What is required :: Reproduce word for word the part of the passage on the Khobar attacks that runs from "- It was the" to "as possible.".

- It was the latest in a series of ruthless attacks on
foreign workers in Saudi Arabia, targeting the employees of foreign oil
companies. In each case the gunmen have aimed to slaughter as many non-Muslims
as possible.
-
- At 7.30 on Saturday morning, they chose the city of Khobar,
an important hub of the Saudi oil industry. As many as seven gunmen wearing
military-style uniforms opened fire at the Al-Khobar Petroleum Centre building,
which houses offices of western oil companies in the Gulf city. They also
sprayed with gunfire an oil industry compound housingoffices and apartments
of the Arab Petroleum Investment Corporation (Apicorp). Three of its employees
and the son of another - a 10-year-old Egyptian boy on a school bus - were
killed.
-
- Michael Hamilton, a British manager at Apicorp, was shot
dead in his black saloon. His mobile phone was left on the front seat as
his bloodied body was tied to a car by the gunmen and dragged through the
streets before it was dumped near a bridge. It had chilling echoes of an
incident at the beginning of the month when the body of an American was
dragged through Yanbu, a Saudi city on the Red Sea, in an attack by five
militants on a petrochemical facility. The events surrounding the initial
attack in Khobar are confused. But if, as suspected, al-Qa'ida is involved
then it has returned to the area where - a few miles away in Dhahran -
in 1996 it set off bombs to destroy a US military compound, killing 19
American soldiers.

Data supplied ::
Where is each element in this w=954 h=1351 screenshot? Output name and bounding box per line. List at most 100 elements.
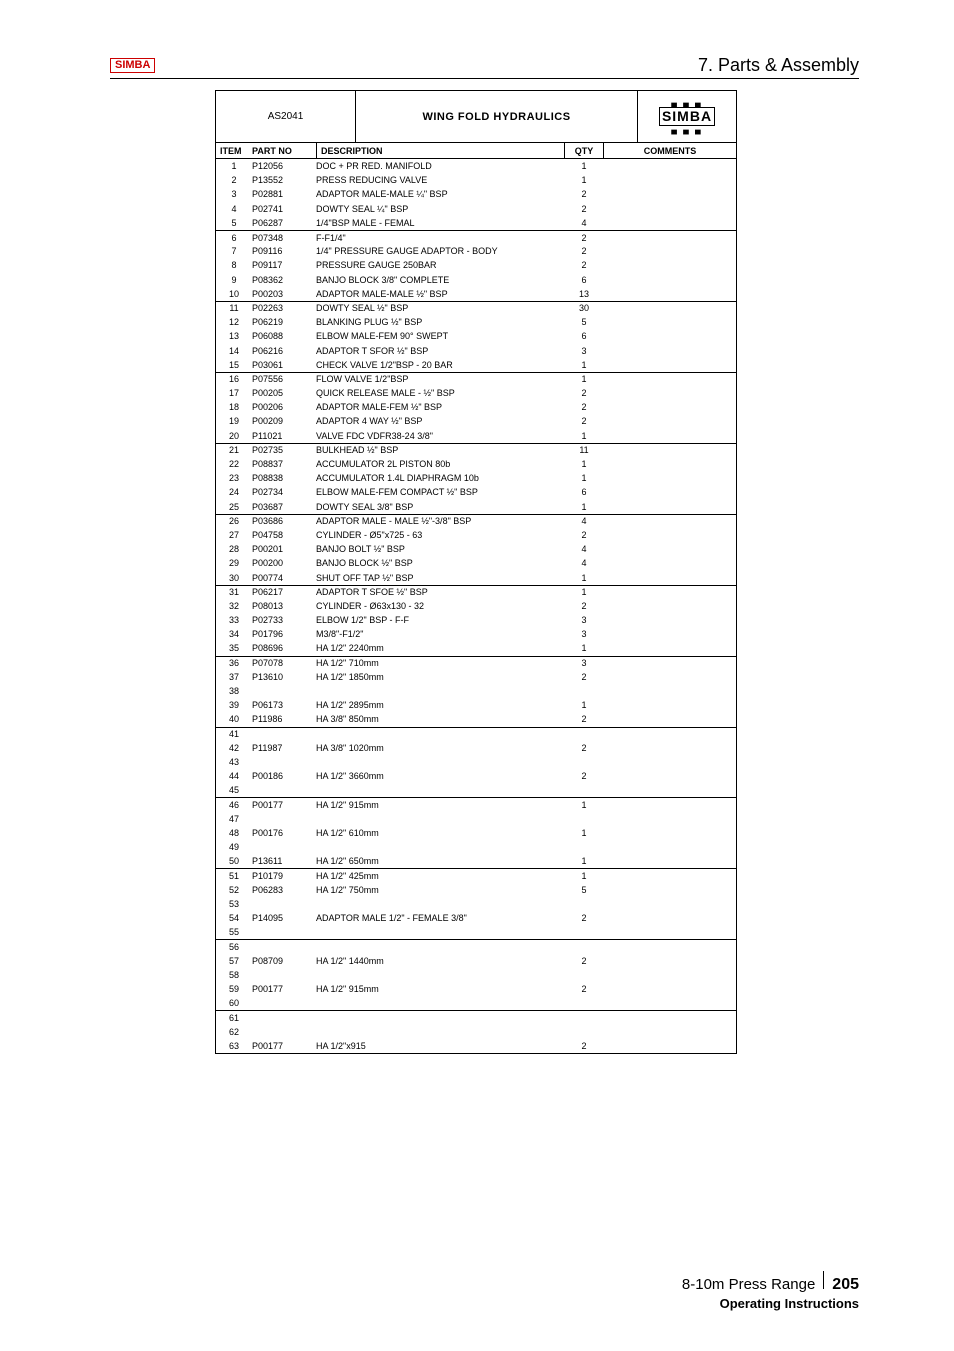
cell-qty: 1 <box>564 473 604 483</box>
cell-desc: DOWTY SEAL ½" BSP <box>316 303 564 313</box>
table-row: 52P06283HA 1/2" 750mm5 <box>216 883 736 897</box>
cell-item: 52 <box>216 885 252 895</box>
table-row: 12P06219BLANKING PLUG ½" BSP5 <box>216 315 736 329</box>
col-header-qty: QTY <box>564 143 604 158</box>
cell-desc: HA 1/2" 3660mm <box>316 771 564 781</box>
cell-part: P08013 <box>252 601 316 611</box>
cell-qty: 1 <box>564 459 604 469</box>
cell-item: 55 <box>216 927 252 937</box>
cell-part: P09116 <box>252 246 316 256</box>
cell-desc: ACCUMULATOR 1.4L DIAPHRAGM 10b <box>316 473 564 483</box>
table-row: 4P02741DOWTY SEAL ¼" BSP2 <box>216 202 736 216</box>
table-row: 51P10179HA 1/2" 425mm1 <box>216 868 736 882</box>
cell-item: 42 <box>216 743 252 753</box>
cell-desc: HA 1/2" 1440mm <box>316 956 564 966</box>
cell-desc: BANJO BLOCK 3/8" COMPLETE <box>316 275 564 285</box>
cell-item: 41 <box>216 729 252 739</box>
cell-part: P14095 <box>252 913 316 923</box>
table-row: 59P00177HA 1/2" 915mm2 <box>216 982 736 996</box>
cell-part: P03061 <box>252 360 316 370</box>
table-row: 34P01796M3/8"-F1/2"3 <box>216 627 736 641</box>
cell-part: P13611 <box>252 856 316 866</box>
table-row: 15P03061CHECK VALVE 1/2"BSP - 20 BAR1 <box>216 358 736 372</box>
logo-bars-top: ▄ ▄ ▄ <box>671 99 702 107</box>
cell-item: 28 <box>216 544 252 554</box>
cell-part: P00203 <box>252 289 316 299</box>
cell-desc: ADAPTOR MALE - MALE ½"-3/8" BSP <box>316 516 564 526</box>
cell-item: 51 <box>216 871 252 881</box>
cell-desc: ADAPTOR MALE-FEM ½" BSP <box>316 402 564 412</box>
cell-item: 24 <box>216 487 252 497</box>
cell-desc: PRESS REDUCING VALVE <box>316 175 564 185</box>
table-row: 43 <box>216 755 736 769</box>
cell-part: P06216 <box>252 346 316 356</box>
table-row: 31P06217ADAPTOR T SFOE ½" BSP1 <box>216 585 736 599</box>
cell-part: P02741 <box>252 204 316 214</box>
table-row: 36P07078HA 1/2" 710mm3 <box>216 656 736 670</box>
cell-qty: 2 <box>564 204 604 214</box>
cell-qty: 11 <box>564 445 604 455</box>
cell-item: 60 <box>216 998 252 1008</box>
cell-item: 27 <box>216 530 252 540</box>
cell-item: 20 <box>216 431 252 441</box>
table-row: 16P07556FLOW VALVE 1/2"BSP1 <box>216 372 736 386</box>
cell-item: 35 <box>216 643 252 653</box>
cell-part: P10179 <box>252 871 316 881</box>
cell-qty: 2 <box>564 771 604 781</box>
table-row: 13P06088ELBOW MALE-FEM 90° SWEPT6 <box>216 329 736 343</box>
cell-part: P02735 <box>252 445 316 455</box>
cell-desc: HA 1/2" 1850mm <box>316 672 564 682</box>
table-row: 57P08709HA 1/2" 1440mm2 <box>216 954 736 968</box>
cell-desc: HA 1/2" 610mm <box>316 828 564 838</box>
table-row: 50P13611HA 1/2" 650mm1 <box>216 854 736 868</box>
table-row: 7P091161/4" PRESSURE GAUGE ADAPTOR - BOD… <box>216 244 736 258</box>
table-row: 54P14095ADAPTOR MALE 1/2" - FEMALE 3/8"2 <box>216 911 736 925</box>
table-row: 10P00203ADAPTOR MALE-MALE ½" BSP13 <box>216 287 736 301</box>
table-row: 14P06216ADAPTOR T SFOR ½" BSP3 <box>216 343 736 357</box>
cell-desc: BULKHEAD ½" BSP <box>316 445 564 455</box>
cell-item: 6 <box>216 233 252 243</box>
cell-desc: BANJO BOLT ½" BSP <box>316 544 564 554</box>
cell-part: P00186 <box>252 771 316 781</box>
cell-part: P07078 <box>252 658 316 668</box>
cell-item: 56 <box>216 942 252 952</box>
cell-desc: ADAPTOR T SFOE ½" BSP <box>316 587 564 597</box>
cell-desc: HA 3/8" 850mm <box>316 714 564 724</box>
cell-item: 29 <box>216 558 252 568</box>
cell-qty: 3 <box>564 615 604 625</box>
cell-part: P00200 <box>252 558 316 568</box>
cell-part: P08362 <box>252 275 316 285</box>
table-row: 41 <box>216 727 736 741</box>
cell-item: 49 <box>216 842 252 852</box>
table-row: 35P08696HA 1/2" 2240mm1 <box>216 641 736 655</box>
cell-qty: 5 <box>564 885 604 895</box>
table-row: 49 <box>216 840 736 854</box>
table-row: 63P00177HA 1/2"x9152 <box>216 1039 736 1053</box>
cell-part: P06088 <box>252 331 316 341</box>
cell-part: P00177 <box>252 984 316 994</box>
cell-item: 16 <box>216 374 252 384</box>
cell-desc: ADAPTOR MALE-MALE ¼" BSP <box>316 189 564 199</box>
cell-desc: ADAPTOR MALE-MALE ½" BSP <box>316 289 564 299</box>
cell-part: P11986 <box>252 714 316 724</box>
cell-qty: 1 <box>564 800 604 810</box>
table-row: 44P00186HA 1/2" 3660mm2 <box>216 769 736 783</box>
cell-item: 53 <box>216 899 252 909</box>
footer-divider <box>823 1271 824 1289</box>
cell-item: 62 <box>216 1027 252 1037</box>
cell-item: 59 <box>216 984 252 994</box>
cell-qty: 5 <box>564 317 604 327</box>
table-row: 18P00206ADAPTOR MALE-FEM ½" BSP2 <box>216 400 736 414</box>
cell-qty: 1 <box>564 700 604 710</box>
cell-qty: 1 <box>564 502 604 512</box>
table-row: 25P03687DOWTY SEAL 3/8" BSP1 <box>216 500 736 514</box>
cell-item: 32 <box>216 601 252 611</box>
table-row: 29P00200BANJO BLOCK ½" BSP4 <box>216 556 736 570</box>
cell-item: 54 <box>216 913 252 923</box>
cell-desc: HA 1/2" 2895mm <box>316 700 564 710</box>
cell-part: P13552 <box>252 175 316 185</box>
cell-qty: 2 <box>564 416 604 426</box>
cell-part: P02881 <box>252 189 316 199</box>
cell-item: 14 <box>216 346 252 356</box>
cell-part: P00201 <box>252 544 316 554</box>
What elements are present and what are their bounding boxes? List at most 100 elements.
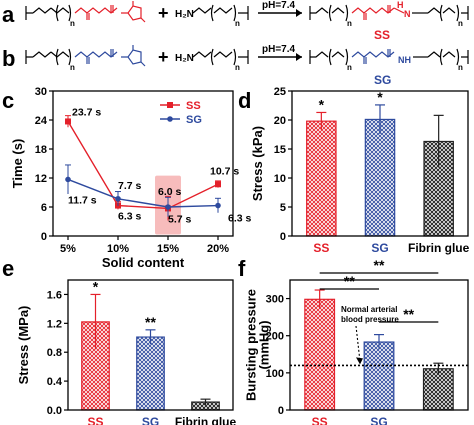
panel-b-arrowhead: [296, 53, 302, 61]
chart-c-xtick-label-2: 15%: [157, 243, 179, 255]
panel-b-scheme: b n + H₂N n pH=7.4: [2, 44, 469, 87]
panel-a-scheme: a n + H₂N n pH=7.4: [2, 0, 469, 42]
panel-b-letter: b: [2, 46, 15, 71]
panel-a-amide-h: H: [397, 0, 404, 10]
chart-f-annotation-arrowhead: [356, 357, 363, 365]
panel-b-amide: NH: [398, 55, 411, 65]
chart-c-xtick-label-0: 5%: [60, 243, 76, 255]
chart-e-ytick-label-2: 0.8: [47, 347, 62, 359]
chart-c-ytick-label-0: 0: [41, 231, 47, 243]
panel-b-product-linker: [351, 49, 395, 64]
panel-a-letter: a: [2, 2, 15, 27]
chart-f-xlabel-1: SG: [370, 415, 387, 425]
chart-d-frame: [291, 90, 469, 237]
chart-f-bracket-label-0: **: [344, 273, 355, 289]
panel-a-nhs-ring: [121, 1, 146, 23]
panel-b-subscript-n2: n: [235, 63, 240, 72]
chart-e-xlabel-1: SG: [142, 415, 159, 425]
chart-d: 0 5 10 15 20 25 * SS * SG Fibrin glue Stress (kPa): [250, 86, 470, 255]
chart-e: 0.0 0.4 0.8 1.2 1.6 * SS ** SG Fibrin glue Stress …: [16, 278, 236, 425]
chart-e-frame: [67, 279, 234, 411]
panel-a-product: [309, 4, 469, 22]
chart-c-datalabel-ss-0: 23.7 s: [72, 106, 101, 118]
chart-d-xlabel-1: SG: [371, 241, 388, 255]
chart-c-legend-label-0: SS: [186, 100, 201, 112]
chart-f-frame: [289, 279, 469, 411]
panel-b-nhs-ring: [121, 45, 146, 67]
chart-f-annotation-arrow: [355, 325, 361, 362]
chart-d-ylabel: Stress (kPa): [250, 126, 265, 201]
chart-f-bar-1: [363, 341, 395, 411]
panel-b-product-label: SG: [374, 73, 391, 87]
chart-e-ylabel: Stress (MPa): [16, 306, 31, 385]
chart-c-ytick-label-4: 24: [35, 115, 48, 127]
panel-a-plus: +: [158, 3, 169, 23]
panel-b-subscript-n1: n: [70, 63, 75, 72]
panel-d-letter: d: [238, 88, 251, 113]
chart-f-ytick-label-3: 300: [266, 294, 284, 306]
chart-e-xlabel-0: SS: [87, 415, 103, 425]
chart-c-datalabel-sg-2: 6.0 s: [158, 186, 182, 198]
chart-c-datalabel-ss-2: 5.7 s: [168, 213, 192, 225]
chart-c-point-ss-0: [65, 118, 71, 125]
chart-d-xlabel-0: SS: [313, 241, 329, 255]
chart-f-bracket-label-1: **: [374, 257, 385, 273]
chart-c-point-sg-2: [165, 204, 171, 210]
panel-b-subscript-n4: n: [458, 63, 463, 72]
panel-a-product-linker: [351, 5, 405, 20]
chart-c-datalabel-sg-3: 6.3 s: [228, 213, 252, 225]
chart-c-ytick-label-5: 30: [35, 86, 47, 98]
chart-c-point-sg-3: [215, 202, 221, 209]
chart-c-ytick-label-1: 6: [41, 202, 47, 214]
panel-b-subscript-n3: n: [347, 63, 352, 72]
panel-b-peg: [25, 48, 72, 66]
chart-f-ylabel: Bursting pressure(mmHg): [244, 289, 272, 401]
chart-e-bar-1: [136, 336, 165, 411]
chart-c-xlabel: Solid content: [102, 255, 185, 270]
chart-d-ytick-label-1: 5: [280, 202, 286, 214]
chart-c-point-sg-1: [115, 195, 121, 202]
chart-d-sig-1: *: [377, 89, 383, 105]
panel-b-product: [309, 48, 469, 66]
chart-c-point-ss-3: [215, 181, 221, 188]
panel-b-plus: +: [158, 47, 169, 67]
chart-c-ytick-label-2: 12: [35, 173, 47, 185]
chart-c-line-ss: [67, 121, 219, 210]
panel-c-letter: c: [2, 88, 14, 113]
panel-a-subscript-n4: n: [458, 19, 463, 28]
chart-e-sig-0: *: [93, 278, 99, 294]
panel-a-peg-ester: [25, 4, 72, 22]
panel-b-amine: H₂N: [175, 53, 194, 64]
panel-a-subscript-n3: n: [347, 19, 352, 28]
chart-f-bar-2: [422, 368, 454, 411]
chart-f-xlabel-0: SS: [312, 415, 328, 425]
panel-e-letter: e: [2, 256, 14, 281]
chart-c-xtick-label-3: 20%: [207, 243, 229, 255]
panel-b-blue-linker: [74, 49, 118, 64]
chart-d-ytick-label-5: 25: [274, 86, 286, 98]
chart-d-sig-0: *: [319, 96, 325, 112]
panel-b-condition: pH=7.4: [262, 44, 296, 55]
chart-c-frame: [52, 90, 234, 237]
panel-a-amine: H₂N: [175, 9, 194, 20]
chart-f-annotation-line1: Normal arterial: [341, 305, 397, 314]
chart-e-xlabel-2: Fibrin glue: [175, 415, 237, 425]
panel-a-product-label: SS: [374, 28, 390, 42]
chart-d-bar-1: [364, 118, 396, 237]
panel-b-amine-peg: [192, 48, 249, 66]
chart-e-ytick-label-0: 0.0: [47, 405, 62, 417]
chart-c-datalabel-sg-0: 11.7 s: [68, 194, 97, 206]
chart-e-sig-1: **: [145, 314, 156, 330]
panel-a-amine-peg: [192, 4, 249, 22]
panel-f-letter: f: [238, 256, 246, 281]
chart-d-ytick-label-2: 10: [274, 173, 286, 185]
panel-a-arrowhead: [296, 9, 302, 17]
chart-c-datalabel-sg-1: 7.7 s: [118, 180, 142, 192]
chart-c: 0 6 12 18 24 30 5% 10% 15% 20% 23.7 s 6.3 s 5.7 s 10.…: [10, 86, 252, 270]
chart-c-datalabel-ss-3: 10.7 s: [210, 165, 239, 177]
chart-c-xtick-label-1: 10%: [107, 243, 129, 255]
chart-e-ytick-label-4: 1.6: [47, 289, 62, 301]
chart-d-ytick-label-0: 0: [280, 231, 286, 243]
chart-c-datalabel-ss-1: 6.3 s: [118, 211, 142, 223]
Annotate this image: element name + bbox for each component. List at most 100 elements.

Solved problem ::
- It was the latest in a series of ruthless attacks on
foreign workers in Saudi Arabia, targeting the employees of foreign oil
companies. In each case the gunmen have aimed to slaughter as many non-Muslims
as possible.